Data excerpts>
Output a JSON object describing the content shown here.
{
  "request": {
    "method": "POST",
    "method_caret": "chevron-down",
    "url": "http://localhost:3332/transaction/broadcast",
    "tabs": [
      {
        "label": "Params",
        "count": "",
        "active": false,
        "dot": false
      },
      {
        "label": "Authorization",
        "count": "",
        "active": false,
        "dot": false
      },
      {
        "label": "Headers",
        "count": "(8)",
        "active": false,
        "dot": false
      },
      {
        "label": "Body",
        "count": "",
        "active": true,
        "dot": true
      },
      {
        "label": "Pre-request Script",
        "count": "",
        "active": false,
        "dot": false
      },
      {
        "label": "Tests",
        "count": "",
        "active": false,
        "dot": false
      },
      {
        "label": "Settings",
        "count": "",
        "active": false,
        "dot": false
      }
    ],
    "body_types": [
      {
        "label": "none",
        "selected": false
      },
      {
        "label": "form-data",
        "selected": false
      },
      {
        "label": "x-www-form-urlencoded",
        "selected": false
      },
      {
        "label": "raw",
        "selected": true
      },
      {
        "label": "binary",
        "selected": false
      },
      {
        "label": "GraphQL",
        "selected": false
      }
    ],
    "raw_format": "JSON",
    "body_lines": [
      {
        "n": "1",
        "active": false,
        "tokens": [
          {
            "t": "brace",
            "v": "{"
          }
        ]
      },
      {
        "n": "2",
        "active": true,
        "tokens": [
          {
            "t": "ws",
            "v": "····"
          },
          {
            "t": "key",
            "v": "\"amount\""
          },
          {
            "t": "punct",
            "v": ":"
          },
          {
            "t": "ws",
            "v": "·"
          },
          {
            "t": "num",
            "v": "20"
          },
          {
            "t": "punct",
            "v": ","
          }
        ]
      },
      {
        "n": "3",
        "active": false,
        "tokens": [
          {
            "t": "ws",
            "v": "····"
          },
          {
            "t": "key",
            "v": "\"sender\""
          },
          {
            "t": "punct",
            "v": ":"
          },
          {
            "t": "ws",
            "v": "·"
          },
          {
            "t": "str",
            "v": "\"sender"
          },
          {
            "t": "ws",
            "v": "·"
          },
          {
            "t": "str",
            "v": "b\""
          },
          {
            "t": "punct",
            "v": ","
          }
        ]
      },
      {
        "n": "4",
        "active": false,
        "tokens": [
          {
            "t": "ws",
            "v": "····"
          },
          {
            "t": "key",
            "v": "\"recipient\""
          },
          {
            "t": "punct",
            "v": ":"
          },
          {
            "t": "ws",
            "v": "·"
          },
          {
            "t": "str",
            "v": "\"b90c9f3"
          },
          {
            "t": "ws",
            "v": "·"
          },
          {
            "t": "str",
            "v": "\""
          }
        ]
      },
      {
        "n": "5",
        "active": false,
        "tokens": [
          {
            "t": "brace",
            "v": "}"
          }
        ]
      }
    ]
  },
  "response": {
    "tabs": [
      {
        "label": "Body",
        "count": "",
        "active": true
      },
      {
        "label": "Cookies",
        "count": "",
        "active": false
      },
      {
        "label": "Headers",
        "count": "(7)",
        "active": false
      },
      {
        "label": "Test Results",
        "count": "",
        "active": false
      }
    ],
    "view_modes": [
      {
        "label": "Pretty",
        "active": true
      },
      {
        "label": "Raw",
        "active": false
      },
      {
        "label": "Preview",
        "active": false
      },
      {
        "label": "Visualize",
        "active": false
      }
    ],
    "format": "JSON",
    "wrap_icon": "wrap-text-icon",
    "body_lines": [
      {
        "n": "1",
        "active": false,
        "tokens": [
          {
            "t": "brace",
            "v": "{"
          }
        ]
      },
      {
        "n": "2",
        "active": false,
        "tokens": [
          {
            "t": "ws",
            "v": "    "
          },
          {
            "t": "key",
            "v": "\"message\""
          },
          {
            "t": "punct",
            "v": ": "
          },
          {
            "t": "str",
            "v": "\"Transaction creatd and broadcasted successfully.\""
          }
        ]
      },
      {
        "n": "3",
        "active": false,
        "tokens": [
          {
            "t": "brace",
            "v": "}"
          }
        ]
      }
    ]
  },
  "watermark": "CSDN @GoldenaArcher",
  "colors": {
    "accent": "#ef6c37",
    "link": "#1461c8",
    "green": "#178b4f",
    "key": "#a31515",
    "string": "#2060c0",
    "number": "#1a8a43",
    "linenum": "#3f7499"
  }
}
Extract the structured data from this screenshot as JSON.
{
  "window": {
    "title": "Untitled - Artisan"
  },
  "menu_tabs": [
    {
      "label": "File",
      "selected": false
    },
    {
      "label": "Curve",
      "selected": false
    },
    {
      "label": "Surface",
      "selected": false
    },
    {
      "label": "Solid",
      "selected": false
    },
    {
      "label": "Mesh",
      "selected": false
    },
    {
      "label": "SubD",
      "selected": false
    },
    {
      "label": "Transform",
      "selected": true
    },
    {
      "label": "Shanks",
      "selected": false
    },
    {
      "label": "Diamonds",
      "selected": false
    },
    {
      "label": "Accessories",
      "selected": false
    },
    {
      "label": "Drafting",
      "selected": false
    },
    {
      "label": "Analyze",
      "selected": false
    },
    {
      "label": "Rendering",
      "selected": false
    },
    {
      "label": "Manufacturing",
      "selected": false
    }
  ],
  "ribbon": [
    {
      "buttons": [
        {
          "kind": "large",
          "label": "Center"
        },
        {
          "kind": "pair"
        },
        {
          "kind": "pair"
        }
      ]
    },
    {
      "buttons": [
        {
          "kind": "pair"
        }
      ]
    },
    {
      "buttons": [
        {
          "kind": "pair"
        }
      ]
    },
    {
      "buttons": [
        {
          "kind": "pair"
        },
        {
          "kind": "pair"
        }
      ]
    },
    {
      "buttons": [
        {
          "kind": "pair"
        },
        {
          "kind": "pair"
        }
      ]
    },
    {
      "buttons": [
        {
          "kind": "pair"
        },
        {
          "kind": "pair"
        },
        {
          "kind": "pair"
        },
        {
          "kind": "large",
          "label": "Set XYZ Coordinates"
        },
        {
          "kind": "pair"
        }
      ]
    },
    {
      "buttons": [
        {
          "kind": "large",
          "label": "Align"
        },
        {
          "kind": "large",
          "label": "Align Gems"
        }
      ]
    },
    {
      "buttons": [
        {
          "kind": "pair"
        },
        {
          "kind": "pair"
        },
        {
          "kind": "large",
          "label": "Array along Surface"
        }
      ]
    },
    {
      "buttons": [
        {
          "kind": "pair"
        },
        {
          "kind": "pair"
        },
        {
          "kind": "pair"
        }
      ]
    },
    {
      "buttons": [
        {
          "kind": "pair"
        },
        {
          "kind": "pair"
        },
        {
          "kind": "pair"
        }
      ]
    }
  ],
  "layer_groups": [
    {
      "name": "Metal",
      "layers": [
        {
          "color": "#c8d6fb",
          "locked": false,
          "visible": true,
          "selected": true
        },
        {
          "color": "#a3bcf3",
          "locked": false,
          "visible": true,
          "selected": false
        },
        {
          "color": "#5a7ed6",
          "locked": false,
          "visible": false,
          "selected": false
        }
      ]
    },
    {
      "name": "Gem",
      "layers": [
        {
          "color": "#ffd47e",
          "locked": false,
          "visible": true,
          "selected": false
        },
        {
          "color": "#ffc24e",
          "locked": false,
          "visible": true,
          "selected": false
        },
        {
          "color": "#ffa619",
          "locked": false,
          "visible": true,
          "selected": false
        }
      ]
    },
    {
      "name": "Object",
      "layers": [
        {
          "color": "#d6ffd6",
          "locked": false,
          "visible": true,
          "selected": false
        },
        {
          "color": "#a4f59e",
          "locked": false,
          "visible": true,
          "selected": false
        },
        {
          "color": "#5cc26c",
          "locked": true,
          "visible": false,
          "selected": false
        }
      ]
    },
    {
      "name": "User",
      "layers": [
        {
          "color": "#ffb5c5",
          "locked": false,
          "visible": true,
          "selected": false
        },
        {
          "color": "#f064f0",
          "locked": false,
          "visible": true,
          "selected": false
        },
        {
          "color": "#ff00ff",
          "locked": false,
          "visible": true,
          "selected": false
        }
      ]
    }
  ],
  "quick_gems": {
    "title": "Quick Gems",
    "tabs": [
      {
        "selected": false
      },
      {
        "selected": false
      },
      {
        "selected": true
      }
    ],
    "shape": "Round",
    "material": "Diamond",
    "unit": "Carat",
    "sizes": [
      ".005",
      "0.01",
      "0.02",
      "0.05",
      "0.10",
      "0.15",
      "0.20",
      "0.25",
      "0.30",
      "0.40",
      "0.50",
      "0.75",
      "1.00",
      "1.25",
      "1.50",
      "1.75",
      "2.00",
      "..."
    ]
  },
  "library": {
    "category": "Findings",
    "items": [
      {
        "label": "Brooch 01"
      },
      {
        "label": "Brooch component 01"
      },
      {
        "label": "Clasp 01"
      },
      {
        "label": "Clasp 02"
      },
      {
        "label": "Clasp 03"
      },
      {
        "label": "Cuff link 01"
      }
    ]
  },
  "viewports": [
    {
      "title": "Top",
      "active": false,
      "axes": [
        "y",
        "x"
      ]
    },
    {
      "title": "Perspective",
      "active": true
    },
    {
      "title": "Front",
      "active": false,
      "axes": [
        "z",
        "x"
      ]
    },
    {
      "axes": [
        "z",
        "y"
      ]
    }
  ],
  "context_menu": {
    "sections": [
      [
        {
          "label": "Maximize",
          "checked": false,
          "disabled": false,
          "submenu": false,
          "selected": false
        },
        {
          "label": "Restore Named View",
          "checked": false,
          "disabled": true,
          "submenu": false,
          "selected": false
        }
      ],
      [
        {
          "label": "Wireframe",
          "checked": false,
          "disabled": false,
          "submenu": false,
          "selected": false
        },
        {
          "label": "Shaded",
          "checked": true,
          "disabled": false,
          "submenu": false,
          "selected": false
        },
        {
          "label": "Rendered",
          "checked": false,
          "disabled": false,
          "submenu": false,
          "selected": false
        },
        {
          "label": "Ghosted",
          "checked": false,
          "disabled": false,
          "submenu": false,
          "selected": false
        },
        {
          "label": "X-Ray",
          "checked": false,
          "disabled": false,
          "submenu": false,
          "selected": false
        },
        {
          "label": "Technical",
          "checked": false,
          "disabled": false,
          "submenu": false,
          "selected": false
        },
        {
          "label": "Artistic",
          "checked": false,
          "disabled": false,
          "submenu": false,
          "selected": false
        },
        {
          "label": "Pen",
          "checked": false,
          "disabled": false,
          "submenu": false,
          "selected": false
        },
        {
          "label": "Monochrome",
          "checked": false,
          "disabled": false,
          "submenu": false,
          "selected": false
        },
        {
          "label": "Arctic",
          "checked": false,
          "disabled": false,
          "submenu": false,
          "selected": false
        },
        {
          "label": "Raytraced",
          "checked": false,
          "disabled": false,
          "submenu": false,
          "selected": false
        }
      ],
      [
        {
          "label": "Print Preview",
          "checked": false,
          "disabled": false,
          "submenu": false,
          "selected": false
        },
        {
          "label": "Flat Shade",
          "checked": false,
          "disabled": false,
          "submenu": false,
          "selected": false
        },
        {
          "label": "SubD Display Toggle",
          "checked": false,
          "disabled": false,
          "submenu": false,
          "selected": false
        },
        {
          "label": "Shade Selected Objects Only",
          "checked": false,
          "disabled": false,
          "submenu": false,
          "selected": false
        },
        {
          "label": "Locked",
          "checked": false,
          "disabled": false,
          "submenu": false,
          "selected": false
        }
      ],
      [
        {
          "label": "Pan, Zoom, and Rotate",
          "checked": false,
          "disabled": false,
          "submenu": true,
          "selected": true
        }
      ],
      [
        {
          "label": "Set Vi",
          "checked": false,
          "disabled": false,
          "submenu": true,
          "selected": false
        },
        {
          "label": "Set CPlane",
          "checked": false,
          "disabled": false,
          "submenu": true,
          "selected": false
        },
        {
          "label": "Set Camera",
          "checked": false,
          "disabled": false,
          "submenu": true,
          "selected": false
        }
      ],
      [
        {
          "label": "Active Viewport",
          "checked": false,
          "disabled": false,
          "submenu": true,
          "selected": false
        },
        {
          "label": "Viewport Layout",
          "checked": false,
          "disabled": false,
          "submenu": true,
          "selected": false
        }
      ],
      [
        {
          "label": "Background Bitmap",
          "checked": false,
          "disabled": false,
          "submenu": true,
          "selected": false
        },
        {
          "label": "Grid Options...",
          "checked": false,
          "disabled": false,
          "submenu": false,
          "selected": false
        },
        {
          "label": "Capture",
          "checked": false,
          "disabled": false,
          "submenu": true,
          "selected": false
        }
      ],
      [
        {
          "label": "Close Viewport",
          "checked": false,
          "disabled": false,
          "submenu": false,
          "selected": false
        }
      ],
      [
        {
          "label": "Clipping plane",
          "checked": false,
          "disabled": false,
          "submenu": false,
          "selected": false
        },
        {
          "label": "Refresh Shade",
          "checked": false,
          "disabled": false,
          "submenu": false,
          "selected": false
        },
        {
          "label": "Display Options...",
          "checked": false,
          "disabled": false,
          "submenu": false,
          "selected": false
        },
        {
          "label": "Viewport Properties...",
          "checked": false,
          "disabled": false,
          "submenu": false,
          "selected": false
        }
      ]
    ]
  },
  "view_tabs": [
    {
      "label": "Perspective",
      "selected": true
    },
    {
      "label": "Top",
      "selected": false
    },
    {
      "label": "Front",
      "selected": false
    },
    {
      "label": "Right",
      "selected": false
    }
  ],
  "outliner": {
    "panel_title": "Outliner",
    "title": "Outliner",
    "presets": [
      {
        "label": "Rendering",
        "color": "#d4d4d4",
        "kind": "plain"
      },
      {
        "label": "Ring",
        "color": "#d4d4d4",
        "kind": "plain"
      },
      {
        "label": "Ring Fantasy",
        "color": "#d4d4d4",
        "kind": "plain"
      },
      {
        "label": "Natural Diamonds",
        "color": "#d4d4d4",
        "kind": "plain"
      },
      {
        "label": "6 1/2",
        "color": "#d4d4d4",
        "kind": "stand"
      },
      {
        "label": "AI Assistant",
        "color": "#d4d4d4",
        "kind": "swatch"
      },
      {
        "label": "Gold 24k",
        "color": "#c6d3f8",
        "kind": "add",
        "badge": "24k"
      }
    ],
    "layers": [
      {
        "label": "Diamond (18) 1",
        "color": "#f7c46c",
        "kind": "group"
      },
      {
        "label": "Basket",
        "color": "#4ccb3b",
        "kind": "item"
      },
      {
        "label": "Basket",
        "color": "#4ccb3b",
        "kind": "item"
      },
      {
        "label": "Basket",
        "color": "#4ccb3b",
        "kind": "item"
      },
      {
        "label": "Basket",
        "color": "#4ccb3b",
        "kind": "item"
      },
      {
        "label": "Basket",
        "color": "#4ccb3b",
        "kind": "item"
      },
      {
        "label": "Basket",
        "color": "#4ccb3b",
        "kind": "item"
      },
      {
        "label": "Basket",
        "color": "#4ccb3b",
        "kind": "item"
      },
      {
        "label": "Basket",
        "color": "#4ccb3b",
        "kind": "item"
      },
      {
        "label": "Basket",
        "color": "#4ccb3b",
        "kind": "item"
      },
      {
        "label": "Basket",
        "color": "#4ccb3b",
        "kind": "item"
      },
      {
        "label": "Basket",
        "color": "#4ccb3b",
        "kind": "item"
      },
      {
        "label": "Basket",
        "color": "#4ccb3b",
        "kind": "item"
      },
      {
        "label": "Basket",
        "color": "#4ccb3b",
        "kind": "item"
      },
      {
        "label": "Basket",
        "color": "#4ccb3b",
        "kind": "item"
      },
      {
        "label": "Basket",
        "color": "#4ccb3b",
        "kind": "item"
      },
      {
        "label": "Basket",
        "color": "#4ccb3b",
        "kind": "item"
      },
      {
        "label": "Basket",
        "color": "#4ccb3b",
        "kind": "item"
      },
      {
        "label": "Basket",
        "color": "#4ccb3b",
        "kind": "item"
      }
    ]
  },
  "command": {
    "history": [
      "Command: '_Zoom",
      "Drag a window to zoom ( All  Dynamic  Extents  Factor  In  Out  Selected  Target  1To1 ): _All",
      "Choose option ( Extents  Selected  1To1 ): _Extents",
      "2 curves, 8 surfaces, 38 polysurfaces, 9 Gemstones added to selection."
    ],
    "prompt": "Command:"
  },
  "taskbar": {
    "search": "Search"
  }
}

What to work on> Collect every line above that contains the word "Extents".

Task solution>
      "Drag a window to zoom ( All  Dynamic  Extents  Factor  In  Out  Selected  Target  1To1 ): _All",
      "Choose option ( Extents  Selected  1To1 ): _Extents",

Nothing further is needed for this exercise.